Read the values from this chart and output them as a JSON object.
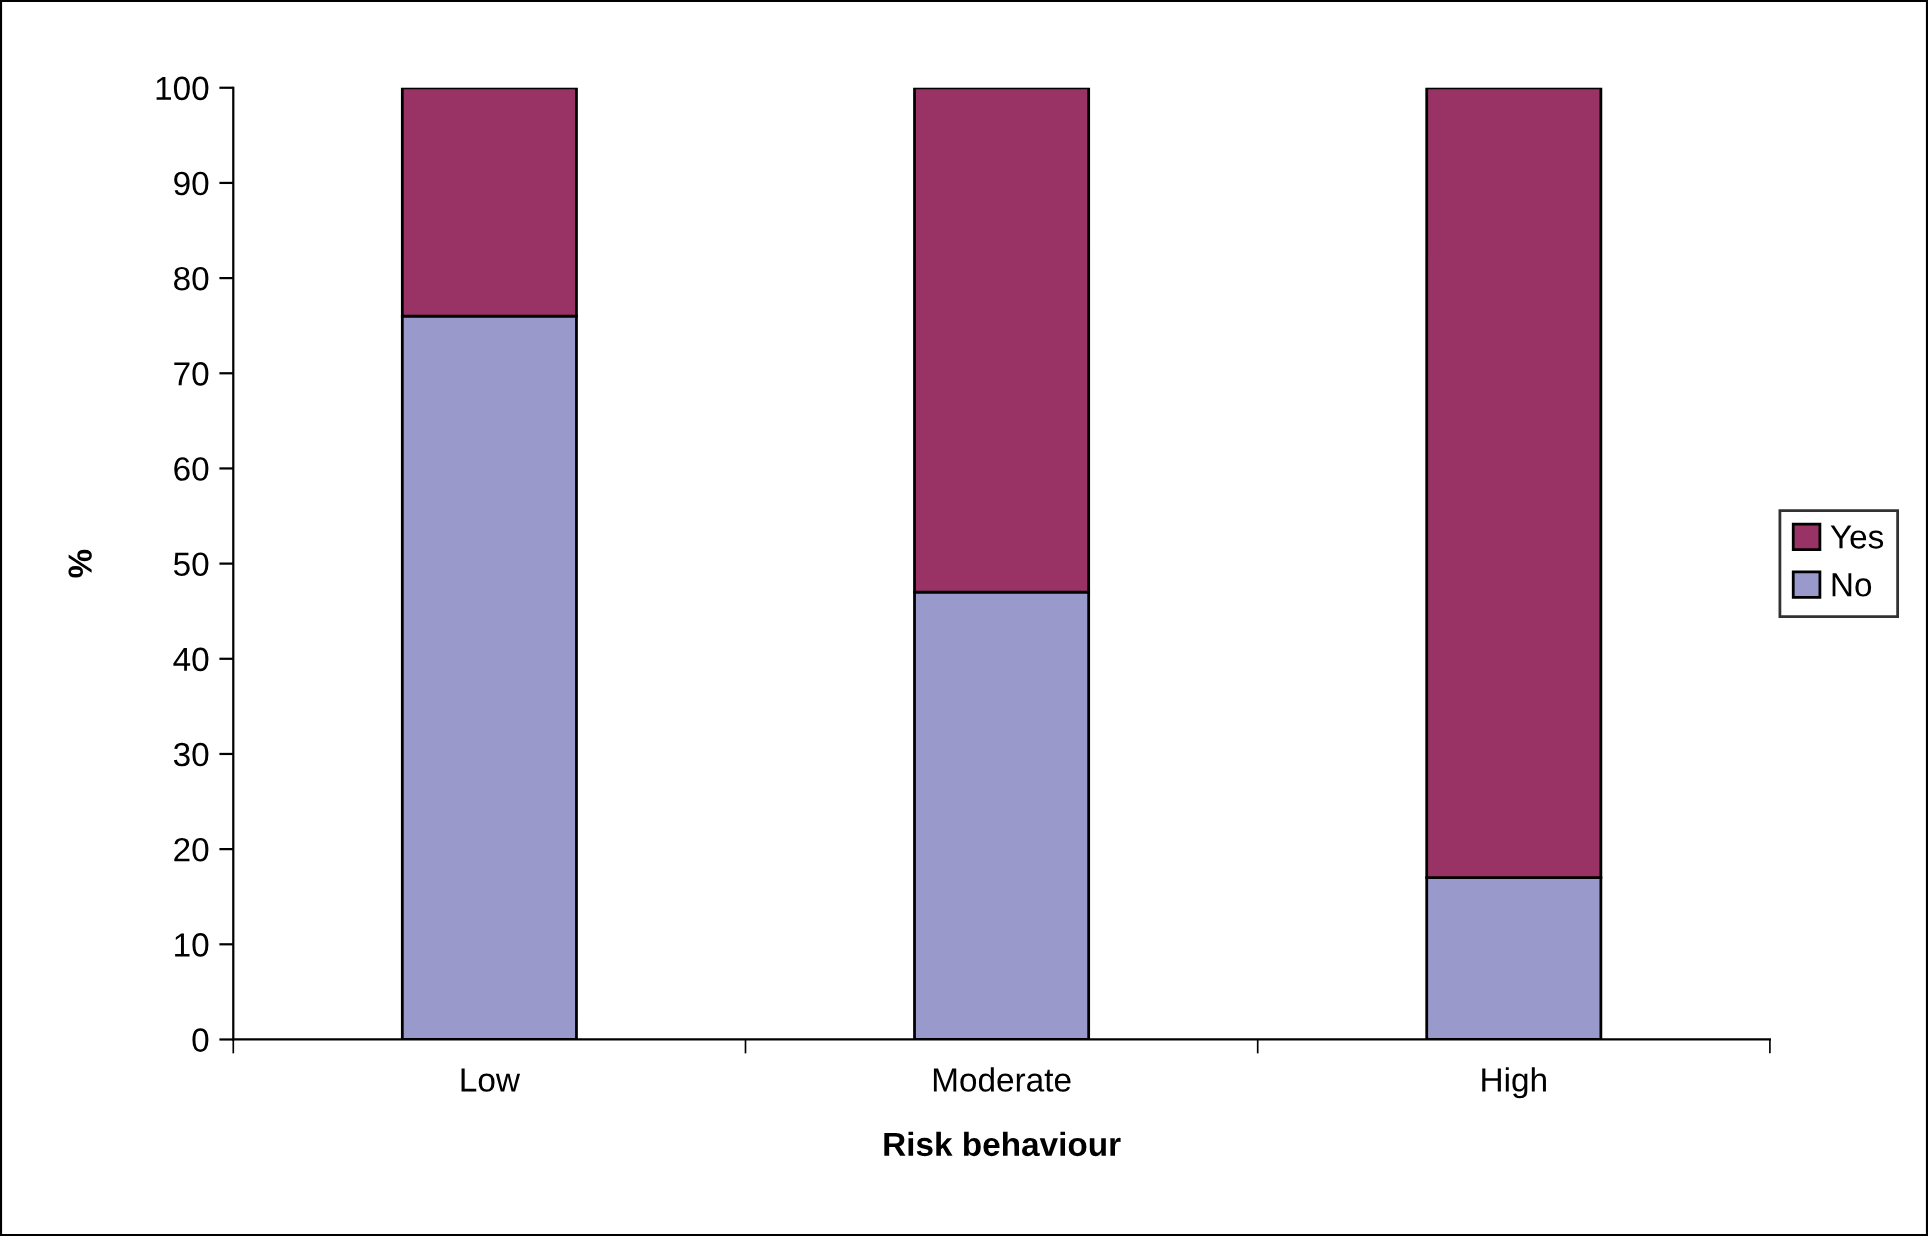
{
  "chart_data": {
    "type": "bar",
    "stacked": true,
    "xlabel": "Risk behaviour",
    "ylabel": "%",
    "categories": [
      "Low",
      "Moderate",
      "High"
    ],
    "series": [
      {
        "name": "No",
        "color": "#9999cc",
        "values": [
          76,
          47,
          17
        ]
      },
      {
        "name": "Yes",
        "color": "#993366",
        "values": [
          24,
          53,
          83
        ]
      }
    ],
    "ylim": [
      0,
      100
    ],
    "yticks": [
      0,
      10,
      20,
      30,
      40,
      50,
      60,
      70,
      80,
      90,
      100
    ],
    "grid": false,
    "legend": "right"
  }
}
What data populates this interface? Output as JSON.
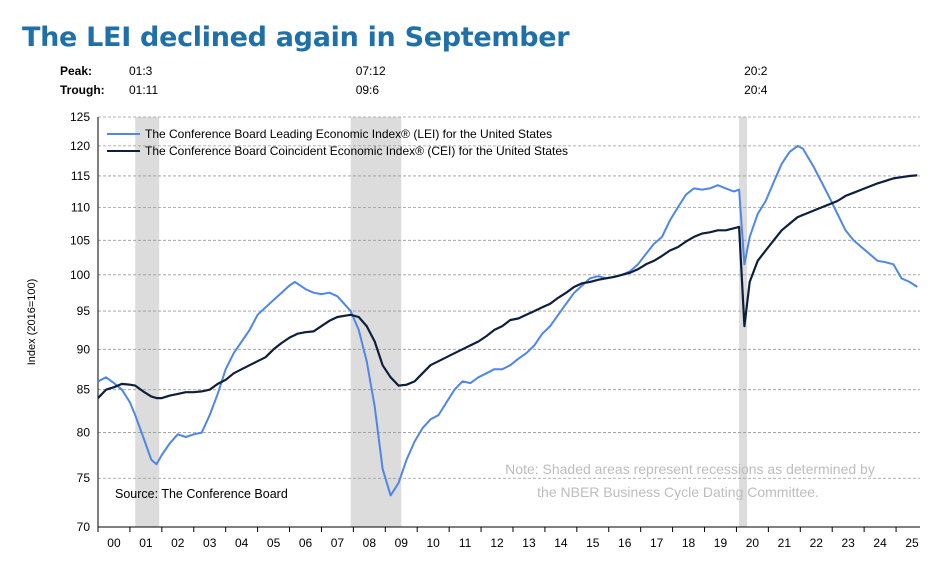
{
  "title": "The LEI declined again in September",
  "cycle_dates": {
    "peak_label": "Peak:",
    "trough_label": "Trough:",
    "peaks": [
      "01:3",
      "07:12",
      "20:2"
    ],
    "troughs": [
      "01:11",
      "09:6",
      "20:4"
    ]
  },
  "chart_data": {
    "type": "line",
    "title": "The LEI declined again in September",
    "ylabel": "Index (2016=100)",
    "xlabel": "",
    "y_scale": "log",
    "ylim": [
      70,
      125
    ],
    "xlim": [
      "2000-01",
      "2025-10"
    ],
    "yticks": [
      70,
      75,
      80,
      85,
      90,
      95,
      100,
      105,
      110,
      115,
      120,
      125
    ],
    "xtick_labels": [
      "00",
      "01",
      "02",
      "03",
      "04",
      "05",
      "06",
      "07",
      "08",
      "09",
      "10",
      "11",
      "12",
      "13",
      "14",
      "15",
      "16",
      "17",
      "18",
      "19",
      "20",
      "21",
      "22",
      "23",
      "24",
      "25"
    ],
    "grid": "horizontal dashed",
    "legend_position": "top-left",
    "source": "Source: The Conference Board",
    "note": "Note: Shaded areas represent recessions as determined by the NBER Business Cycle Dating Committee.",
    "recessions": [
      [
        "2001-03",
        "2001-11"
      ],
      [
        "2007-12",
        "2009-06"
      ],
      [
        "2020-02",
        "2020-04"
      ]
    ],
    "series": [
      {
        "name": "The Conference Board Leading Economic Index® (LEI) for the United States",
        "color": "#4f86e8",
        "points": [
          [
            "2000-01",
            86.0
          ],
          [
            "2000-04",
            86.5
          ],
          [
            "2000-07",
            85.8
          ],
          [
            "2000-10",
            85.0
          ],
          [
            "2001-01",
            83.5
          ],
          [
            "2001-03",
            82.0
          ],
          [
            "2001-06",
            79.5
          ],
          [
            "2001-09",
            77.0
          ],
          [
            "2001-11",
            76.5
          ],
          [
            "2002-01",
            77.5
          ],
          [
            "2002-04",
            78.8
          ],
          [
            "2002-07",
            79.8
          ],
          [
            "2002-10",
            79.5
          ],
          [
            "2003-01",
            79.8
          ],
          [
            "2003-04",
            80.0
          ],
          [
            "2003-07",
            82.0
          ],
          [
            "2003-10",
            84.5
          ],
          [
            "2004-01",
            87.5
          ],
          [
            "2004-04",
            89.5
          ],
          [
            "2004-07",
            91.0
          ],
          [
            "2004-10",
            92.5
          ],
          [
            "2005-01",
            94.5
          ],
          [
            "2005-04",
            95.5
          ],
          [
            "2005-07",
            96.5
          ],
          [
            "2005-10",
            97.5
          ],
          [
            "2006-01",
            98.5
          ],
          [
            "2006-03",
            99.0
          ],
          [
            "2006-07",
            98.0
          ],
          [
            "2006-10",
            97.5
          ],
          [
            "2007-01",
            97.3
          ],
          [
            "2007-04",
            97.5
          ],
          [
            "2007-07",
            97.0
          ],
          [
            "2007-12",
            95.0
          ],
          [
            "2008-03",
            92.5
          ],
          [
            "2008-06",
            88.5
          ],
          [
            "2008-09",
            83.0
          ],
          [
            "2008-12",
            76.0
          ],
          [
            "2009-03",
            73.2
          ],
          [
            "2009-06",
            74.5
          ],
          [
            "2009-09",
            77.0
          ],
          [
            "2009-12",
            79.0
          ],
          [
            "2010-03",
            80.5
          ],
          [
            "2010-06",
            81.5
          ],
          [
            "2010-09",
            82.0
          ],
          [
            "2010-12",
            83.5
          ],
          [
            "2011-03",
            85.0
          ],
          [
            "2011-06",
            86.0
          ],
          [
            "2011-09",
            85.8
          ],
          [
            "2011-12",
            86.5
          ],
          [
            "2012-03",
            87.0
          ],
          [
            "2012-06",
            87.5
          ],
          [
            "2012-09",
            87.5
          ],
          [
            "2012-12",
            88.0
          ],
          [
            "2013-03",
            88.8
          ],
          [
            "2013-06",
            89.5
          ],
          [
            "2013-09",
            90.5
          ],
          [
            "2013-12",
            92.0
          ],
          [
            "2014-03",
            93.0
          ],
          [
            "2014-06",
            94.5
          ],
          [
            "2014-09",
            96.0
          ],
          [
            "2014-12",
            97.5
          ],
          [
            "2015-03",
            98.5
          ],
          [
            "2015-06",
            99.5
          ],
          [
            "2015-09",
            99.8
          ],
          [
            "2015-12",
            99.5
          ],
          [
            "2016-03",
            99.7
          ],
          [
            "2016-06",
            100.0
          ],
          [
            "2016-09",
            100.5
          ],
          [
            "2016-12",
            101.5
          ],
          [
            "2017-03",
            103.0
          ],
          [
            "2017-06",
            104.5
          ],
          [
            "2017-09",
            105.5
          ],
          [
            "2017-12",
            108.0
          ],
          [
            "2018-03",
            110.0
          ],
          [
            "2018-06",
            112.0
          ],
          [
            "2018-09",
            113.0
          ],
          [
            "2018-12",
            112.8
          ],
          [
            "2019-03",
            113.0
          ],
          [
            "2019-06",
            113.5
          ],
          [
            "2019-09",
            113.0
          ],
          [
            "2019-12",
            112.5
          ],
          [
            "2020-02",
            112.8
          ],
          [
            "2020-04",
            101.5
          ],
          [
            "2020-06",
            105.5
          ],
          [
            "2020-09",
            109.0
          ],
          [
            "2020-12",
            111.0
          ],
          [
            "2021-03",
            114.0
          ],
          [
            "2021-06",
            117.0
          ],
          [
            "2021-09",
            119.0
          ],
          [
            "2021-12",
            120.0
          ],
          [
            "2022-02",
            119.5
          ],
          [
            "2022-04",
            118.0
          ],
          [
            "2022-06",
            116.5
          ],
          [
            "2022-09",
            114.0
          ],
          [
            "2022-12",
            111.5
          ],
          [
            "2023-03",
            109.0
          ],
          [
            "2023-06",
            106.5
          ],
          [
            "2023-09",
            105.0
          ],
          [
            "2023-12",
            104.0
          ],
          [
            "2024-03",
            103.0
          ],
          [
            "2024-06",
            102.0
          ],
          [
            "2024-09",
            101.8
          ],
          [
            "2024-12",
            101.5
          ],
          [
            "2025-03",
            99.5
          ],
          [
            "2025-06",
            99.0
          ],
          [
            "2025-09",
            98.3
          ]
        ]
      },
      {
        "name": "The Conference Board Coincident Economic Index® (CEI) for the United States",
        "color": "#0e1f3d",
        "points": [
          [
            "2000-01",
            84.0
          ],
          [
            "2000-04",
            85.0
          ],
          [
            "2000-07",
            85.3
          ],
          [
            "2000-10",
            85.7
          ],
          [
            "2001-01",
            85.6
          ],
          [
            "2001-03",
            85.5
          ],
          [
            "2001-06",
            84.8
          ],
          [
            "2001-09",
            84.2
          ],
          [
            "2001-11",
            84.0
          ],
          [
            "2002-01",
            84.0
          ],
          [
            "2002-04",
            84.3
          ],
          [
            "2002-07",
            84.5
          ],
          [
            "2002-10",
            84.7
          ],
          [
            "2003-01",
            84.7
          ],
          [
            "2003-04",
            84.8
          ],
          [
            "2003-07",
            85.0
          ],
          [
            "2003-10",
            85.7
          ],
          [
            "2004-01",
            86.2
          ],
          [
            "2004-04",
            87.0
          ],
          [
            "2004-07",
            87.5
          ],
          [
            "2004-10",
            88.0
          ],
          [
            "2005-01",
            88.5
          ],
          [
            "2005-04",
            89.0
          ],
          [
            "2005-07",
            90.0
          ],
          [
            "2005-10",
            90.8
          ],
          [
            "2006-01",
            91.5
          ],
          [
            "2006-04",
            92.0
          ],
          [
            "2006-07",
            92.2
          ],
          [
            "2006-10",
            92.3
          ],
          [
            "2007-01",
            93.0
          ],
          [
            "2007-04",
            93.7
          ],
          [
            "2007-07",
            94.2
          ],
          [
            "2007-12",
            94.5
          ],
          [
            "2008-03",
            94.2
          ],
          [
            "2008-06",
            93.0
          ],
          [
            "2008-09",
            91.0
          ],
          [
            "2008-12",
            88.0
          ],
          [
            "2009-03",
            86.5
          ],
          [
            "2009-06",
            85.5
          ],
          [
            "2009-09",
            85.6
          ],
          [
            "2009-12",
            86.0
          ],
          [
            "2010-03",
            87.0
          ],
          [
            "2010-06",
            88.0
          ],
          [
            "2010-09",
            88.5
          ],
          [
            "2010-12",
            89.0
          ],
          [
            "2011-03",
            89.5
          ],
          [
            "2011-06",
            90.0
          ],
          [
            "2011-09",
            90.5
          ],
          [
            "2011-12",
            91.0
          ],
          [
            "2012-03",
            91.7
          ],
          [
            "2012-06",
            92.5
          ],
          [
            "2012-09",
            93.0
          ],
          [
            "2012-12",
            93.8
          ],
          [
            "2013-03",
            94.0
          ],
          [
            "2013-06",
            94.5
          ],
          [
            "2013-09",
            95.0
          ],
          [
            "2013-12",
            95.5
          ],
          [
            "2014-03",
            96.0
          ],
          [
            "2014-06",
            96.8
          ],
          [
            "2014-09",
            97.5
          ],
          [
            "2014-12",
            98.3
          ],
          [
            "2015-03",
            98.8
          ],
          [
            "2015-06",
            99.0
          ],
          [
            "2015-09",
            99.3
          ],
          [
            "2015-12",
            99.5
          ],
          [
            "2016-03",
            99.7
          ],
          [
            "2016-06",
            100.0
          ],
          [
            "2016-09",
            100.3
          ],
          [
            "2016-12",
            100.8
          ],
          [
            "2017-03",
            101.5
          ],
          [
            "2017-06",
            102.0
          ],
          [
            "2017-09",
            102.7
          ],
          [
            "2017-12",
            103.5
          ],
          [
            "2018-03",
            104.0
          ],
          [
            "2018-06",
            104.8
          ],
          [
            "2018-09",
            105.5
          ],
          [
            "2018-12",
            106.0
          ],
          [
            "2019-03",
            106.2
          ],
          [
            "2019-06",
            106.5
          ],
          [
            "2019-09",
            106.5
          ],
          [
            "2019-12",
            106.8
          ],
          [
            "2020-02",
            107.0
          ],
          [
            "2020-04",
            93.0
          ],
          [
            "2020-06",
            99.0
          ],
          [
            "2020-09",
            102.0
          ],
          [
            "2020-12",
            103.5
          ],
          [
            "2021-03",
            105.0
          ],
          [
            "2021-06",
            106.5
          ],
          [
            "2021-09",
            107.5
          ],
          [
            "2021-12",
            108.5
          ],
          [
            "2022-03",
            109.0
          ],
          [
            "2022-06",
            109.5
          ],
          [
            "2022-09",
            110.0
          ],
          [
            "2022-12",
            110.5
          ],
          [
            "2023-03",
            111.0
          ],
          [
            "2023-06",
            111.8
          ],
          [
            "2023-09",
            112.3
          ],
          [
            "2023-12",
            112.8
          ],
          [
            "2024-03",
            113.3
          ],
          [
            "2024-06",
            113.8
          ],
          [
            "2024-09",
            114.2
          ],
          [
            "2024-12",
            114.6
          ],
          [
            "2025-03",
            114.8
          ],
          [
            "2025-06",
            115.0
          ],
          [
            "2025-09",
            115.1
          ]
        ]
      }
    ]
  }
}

### [Task goal]
Scan the records above for the string "this", then select every line that holds it.

### [Answer to the exercise]
Read the values from this chart and output them as a JSON object.
What data populates this interface? Output as JSON.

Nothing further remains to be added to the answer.